[INPUT start]

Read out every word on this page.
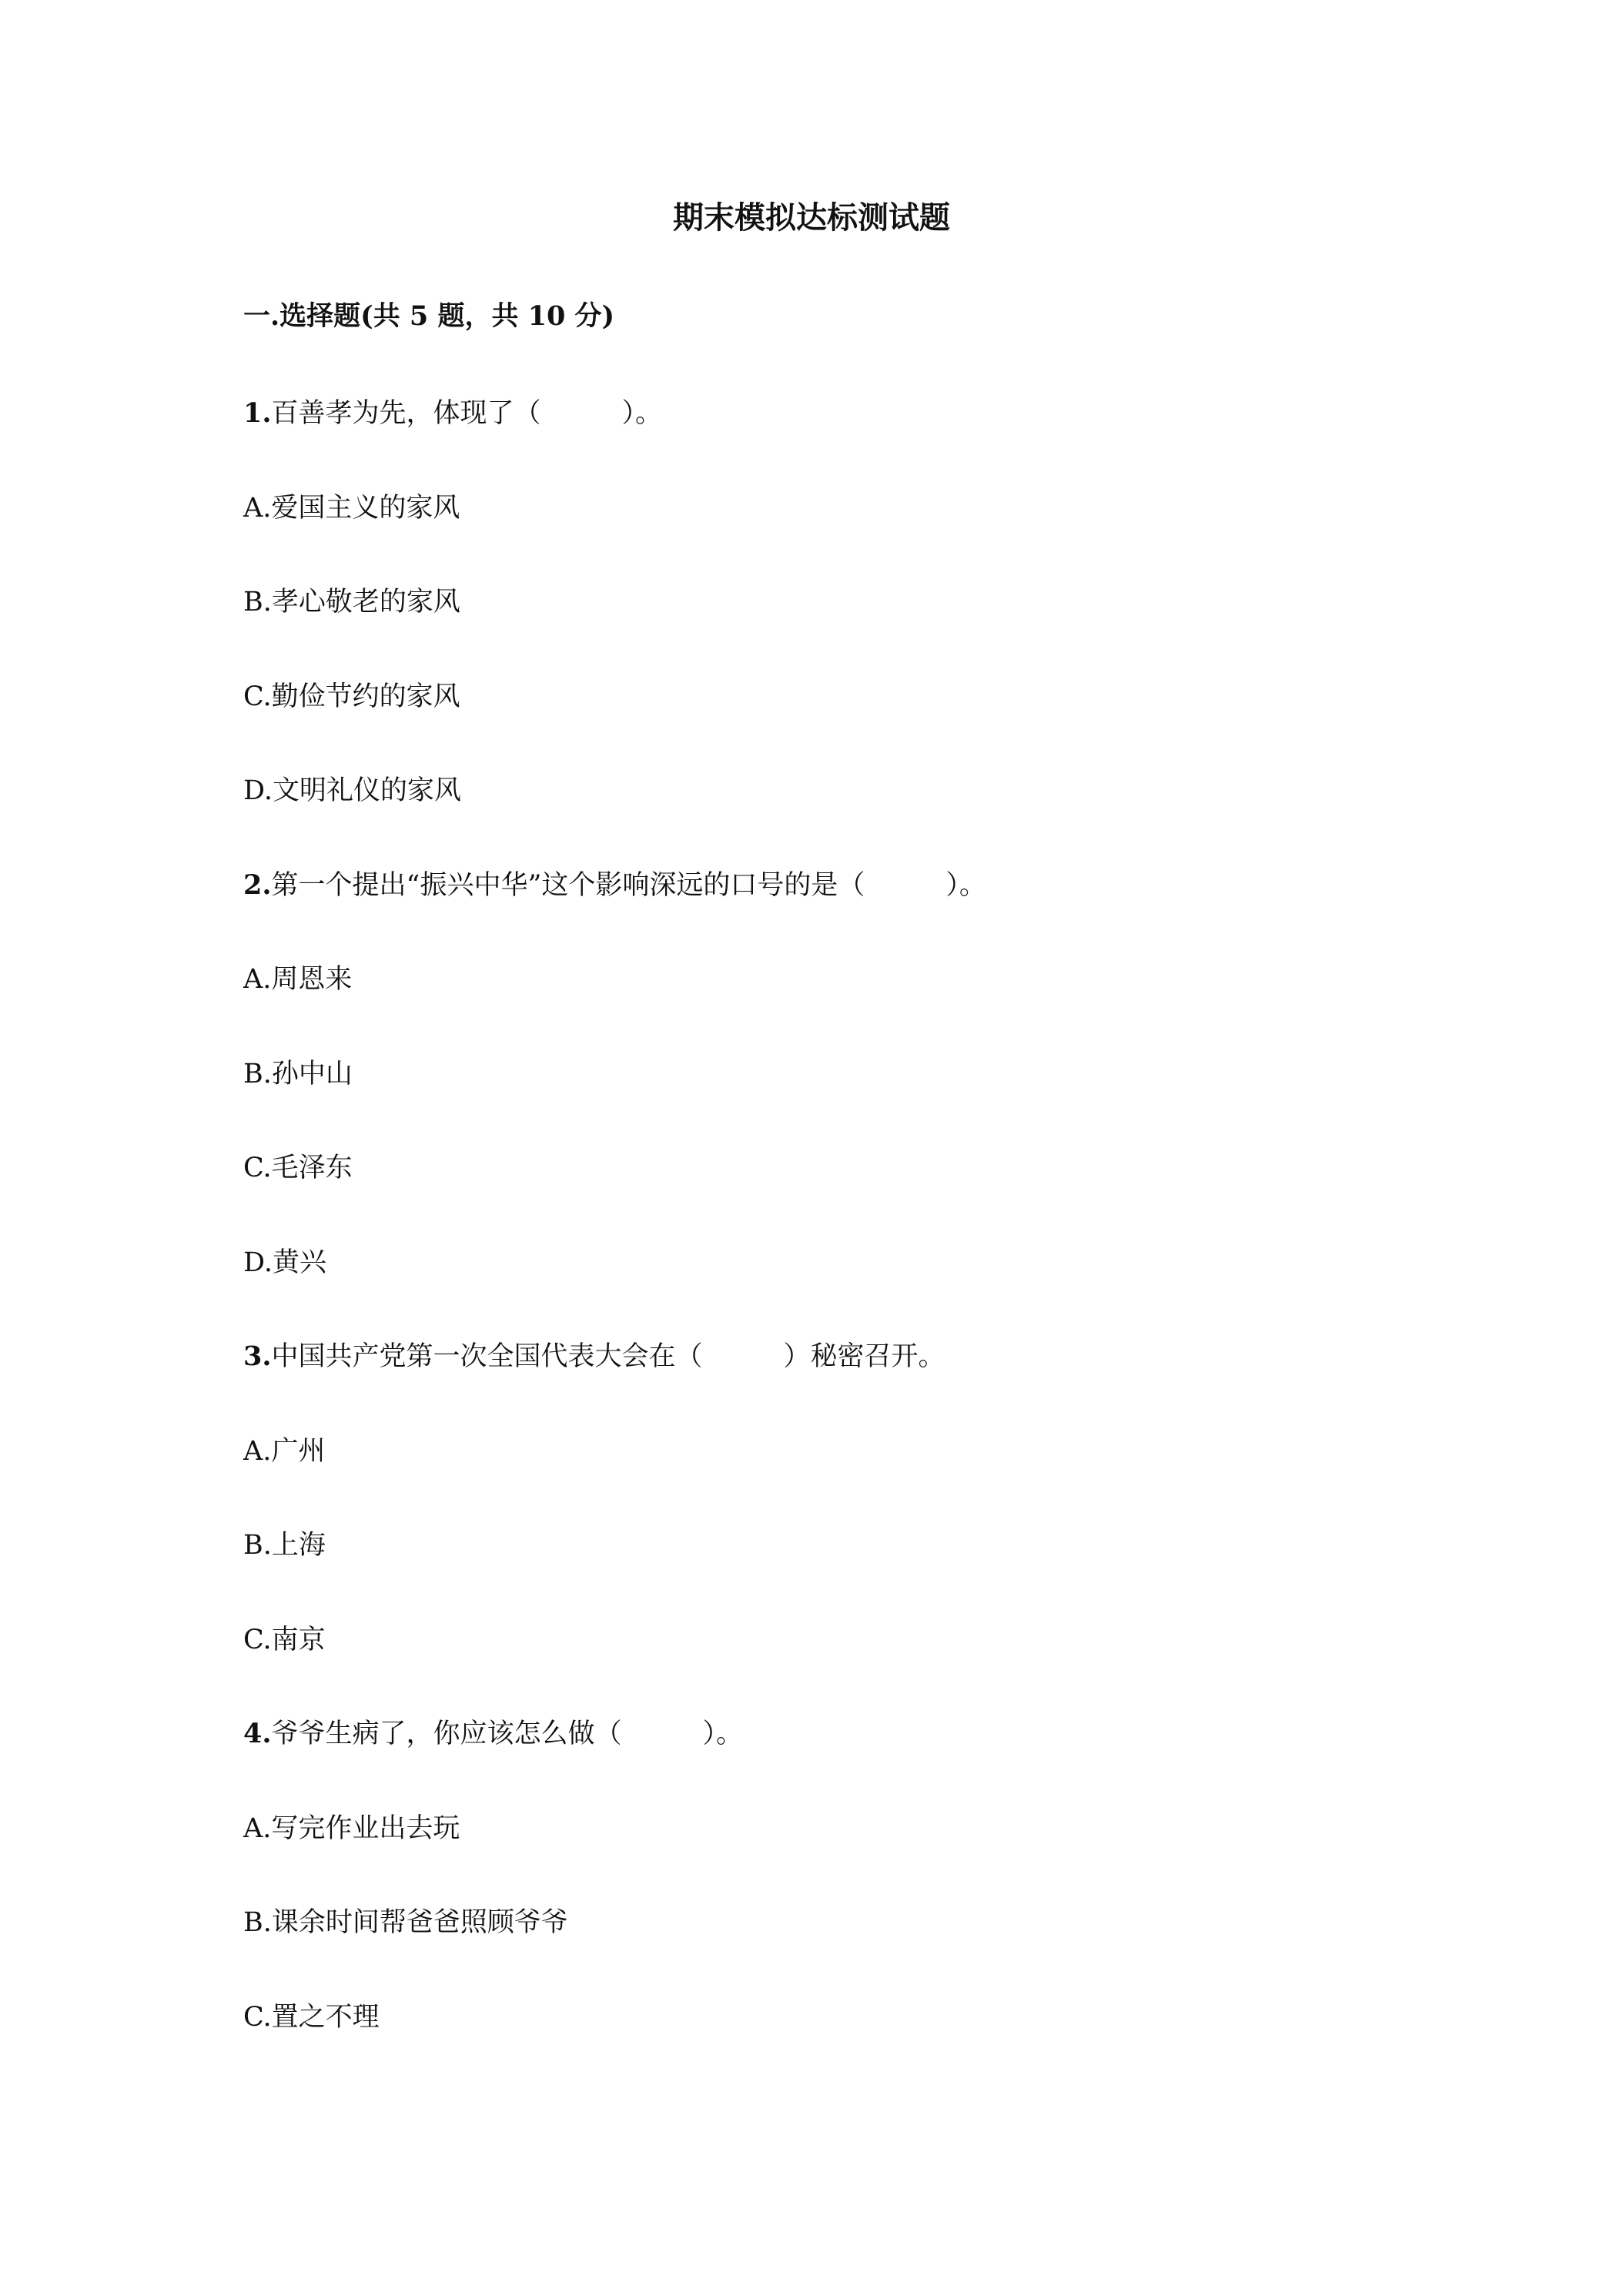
期末模拟达标测试题
一.选择题(共 5 题，共 10 分)
1.百善孝为先，体现了（　　　）。
A.爱国主义的家风
B.孝心敬老的家风
C.勤俭节约的家风
D.文明礼仪的家风
2.第一个提出“振兴中华”这个影响深远的口号的是（　　　）。
A.周恩来
B.孙中山
C.毛泽东
D.黄兴
3.中国共产党第一次全国代表大会在（　　　）秘密召开。
A.广州
B.上海
C.南京
4.爷爷生病了，你应该怎么做（　　　）。
A.写完作业出去玩
B.课余时间帮爸爸照顾爷爷
C.置之不理
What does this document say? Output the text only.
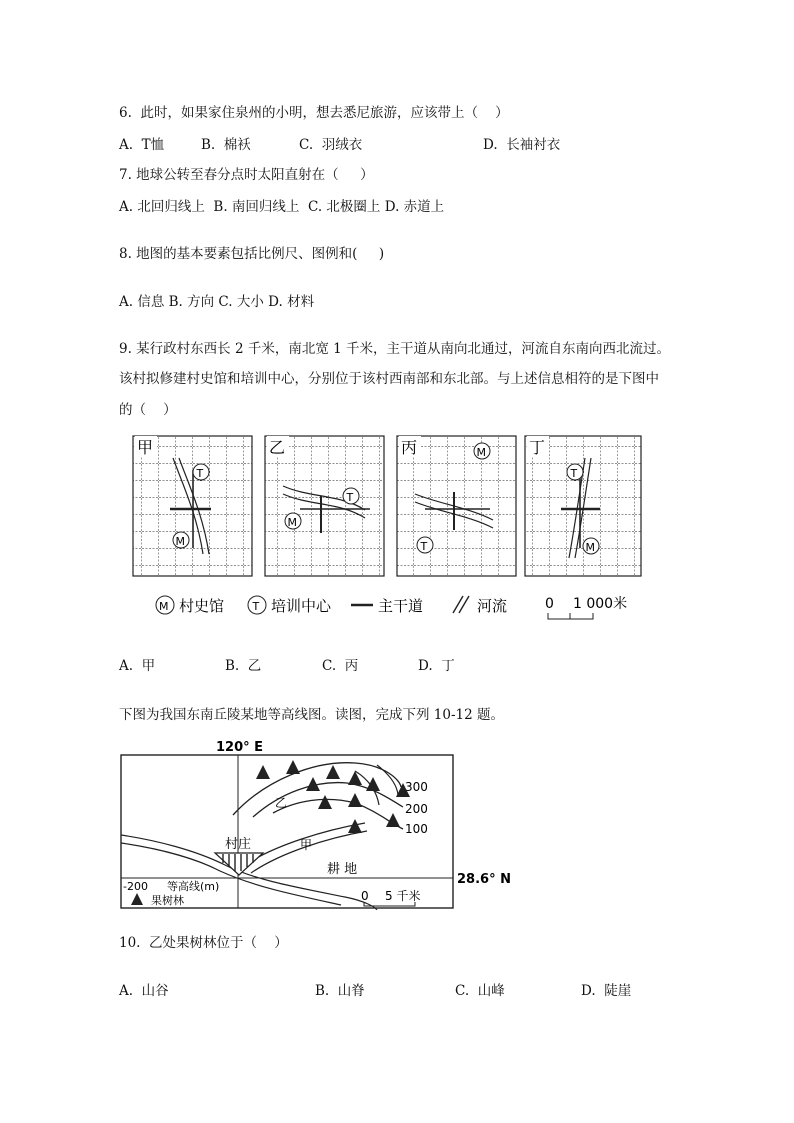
6.  此时，如果家住泉州的小明，想去悉尼旅游，应该带上（    ）
A.  T恤	B.  棉袄	C.  羽绒衣	D.  长袖衬衣
7. 地球公转至春分点时太阳直射在（     ）
A. 北回归线上  B. 南回归线上  C. 北极圈上 D. 赤道上
8. 地图的基本要素包括比例尺、图例和(     )
A. 信息 B. 方向 C. 大小 D. 材料
9. 某行政村东西长 2 千米，南北宽 1 千米，主干道从南向北通过，河流自东南向西北流过。
该村拟修建村史馆和培训中心，分别位于该村西南部和东北部。与上述信息相符的是下图中
的（    ）
甲
T
M
乙
T
M
丙	M
T
丁
T
M
M 村史馆	T 培训中心	主干道	河流	0 1 000米
A.  甲	B.  乙	C.  丙	D.  丁
下图为我国东南丘陵某地等高线图。读图，完成下列 10-12 题。
120° E
28.6° N
300
200
100
村庄
乙
甲
耕 地
-200 等高线(m)
果树林	0 5 千米
10.  乙处果树林位于（    ）
A.  山谷	B.  山脊	C.  山峰	D.  陡崖
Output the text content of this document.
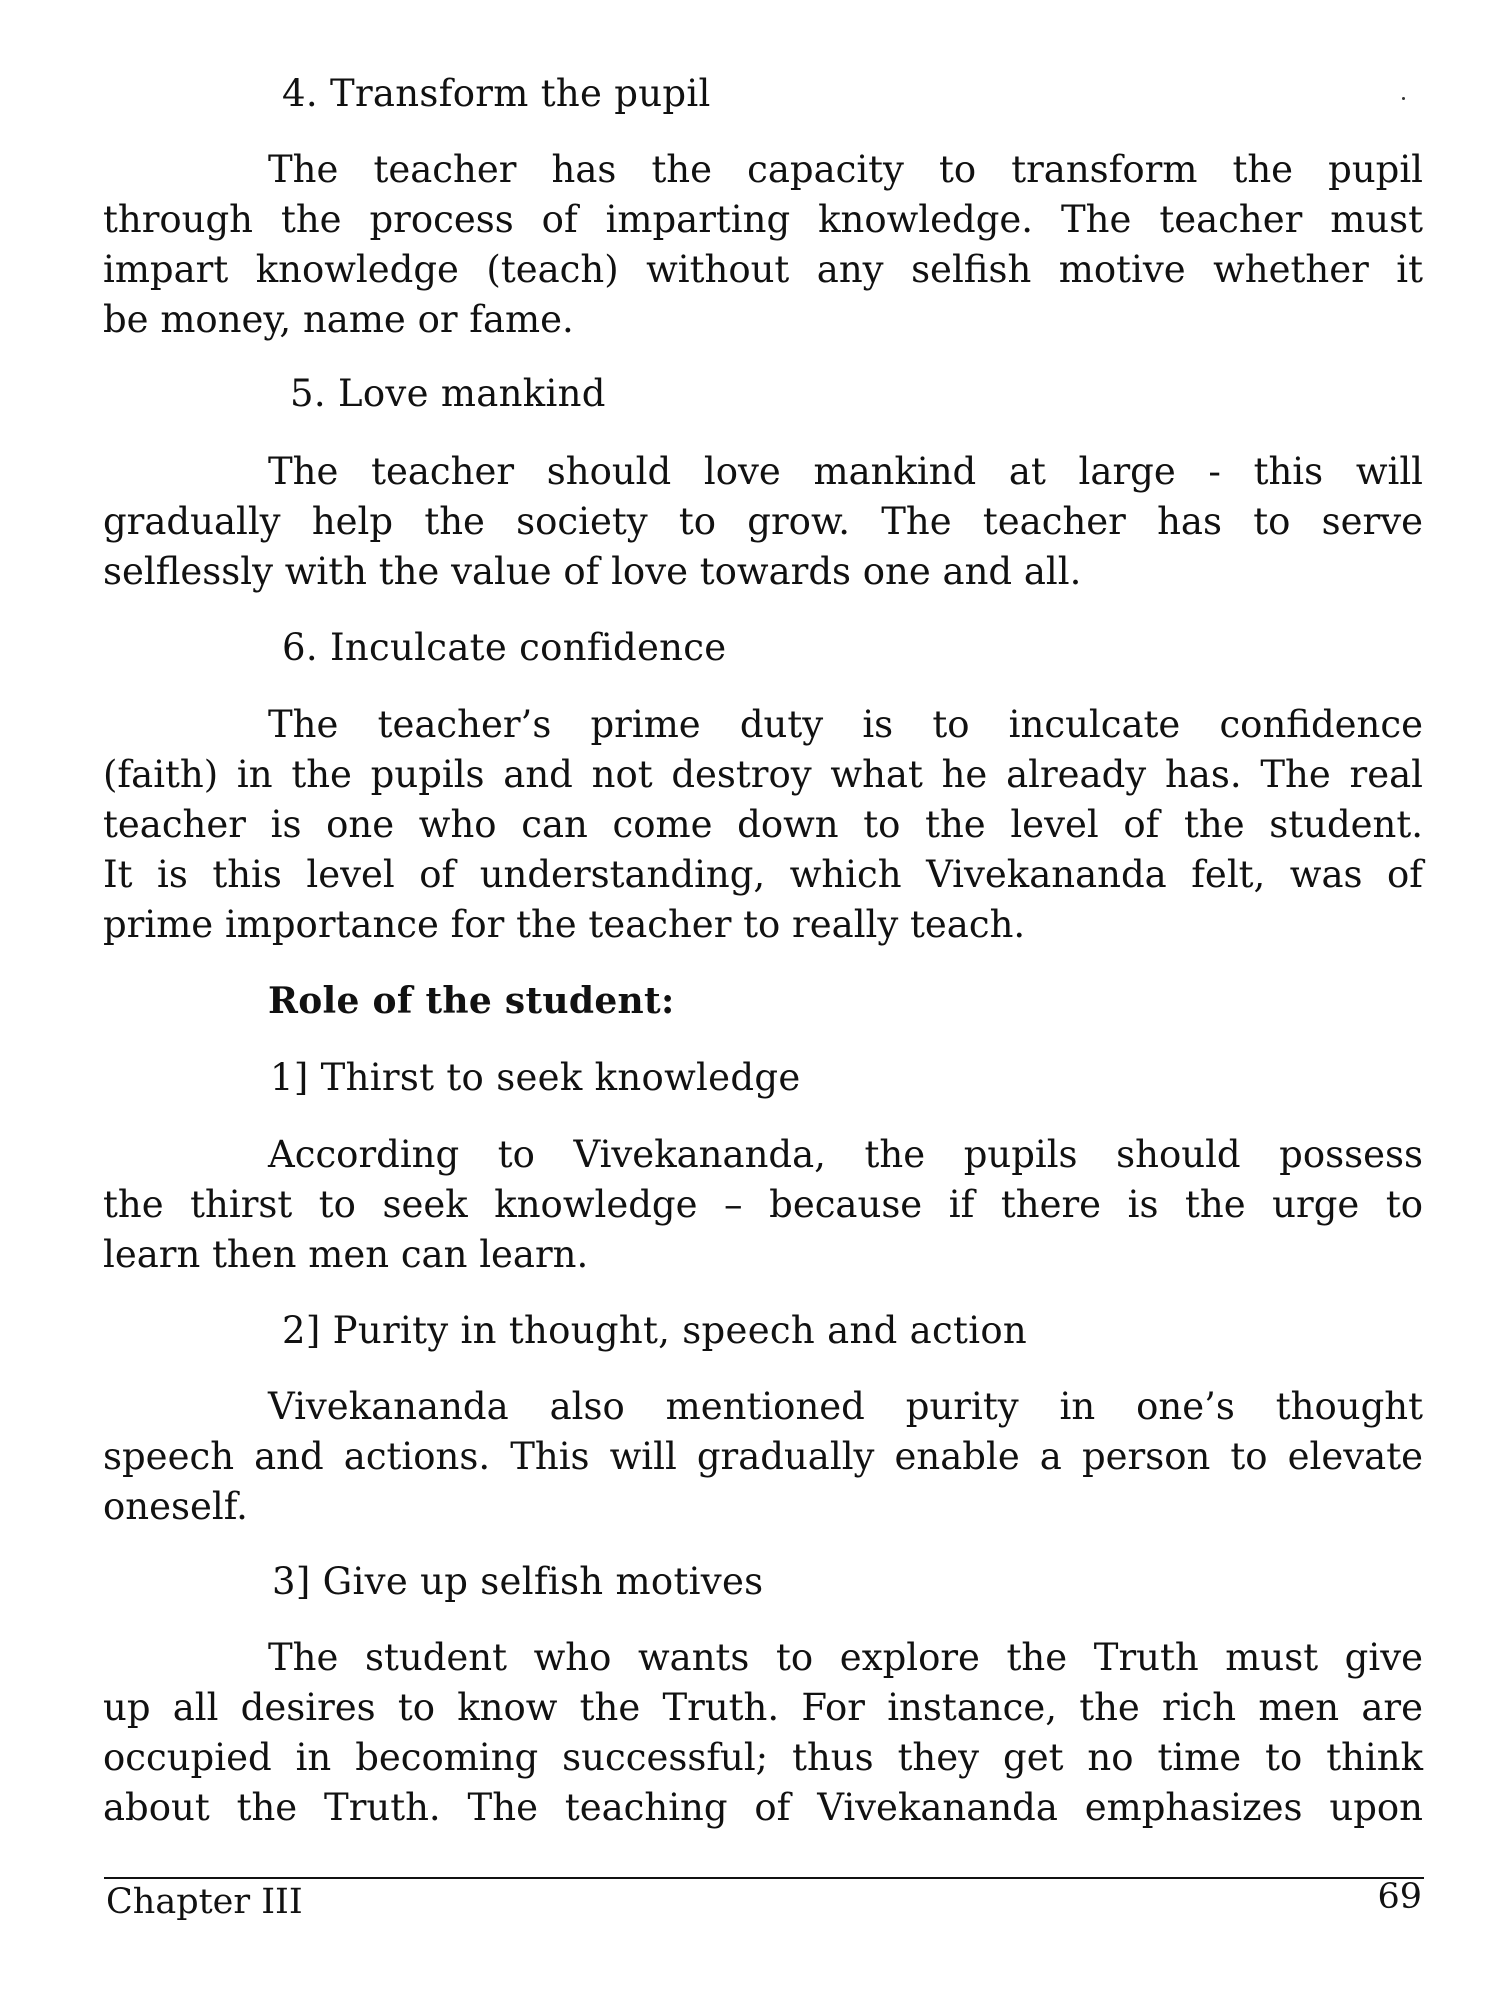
4. Transform the pupil
The teacher has the capacity to transform the pupil
through the process of imparting knowledge. The teacher must
impart knowledge (teach) without any selfish motive whether it
be money, name or fame.
5. Love mankind
The teacher should love mankind at large - this will
gradually help the society to grow. The teacher has to serve
selflessly with the value of love towards one and all.
6. Inculcate confidence
The teacher’s prime duty is to inculcate confidence
(faith) in the pupils and not destroy what he already has. The real
teacher is one who can come down to the level of the student.
It is this level of understanding, which Vivekananda felt, was of
prime importance for the teacher to really teach.
Role of the student:
1] Thirst to seek knowledge
According to Vivekananda, the pupils should possess
the thirst to seek knowledge – because if there is the urge to
learn then men can learn.
2] Purity in thought, speech and action
Vivekananda also mentioned purity in one’s thought
speech and actions. This will gradually enable a person to elevate
oneself.
3] Give up selfish motives
The student who wants to explore the Truth must give
up all desires to know the Truth. For instance, the rich men are
occupied in becoming successful; thus they get no time to think
about the Truth. The teaching of Vivekananda emphasizes upon
Chapter III	69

[INPUT end]

→ **WHAT THIS TASK INVOLVES**
Determine how many lines above contain "Truth" as a word or string. Give the number alone.

→ **SOLUTION TO THE EXERCISE**
3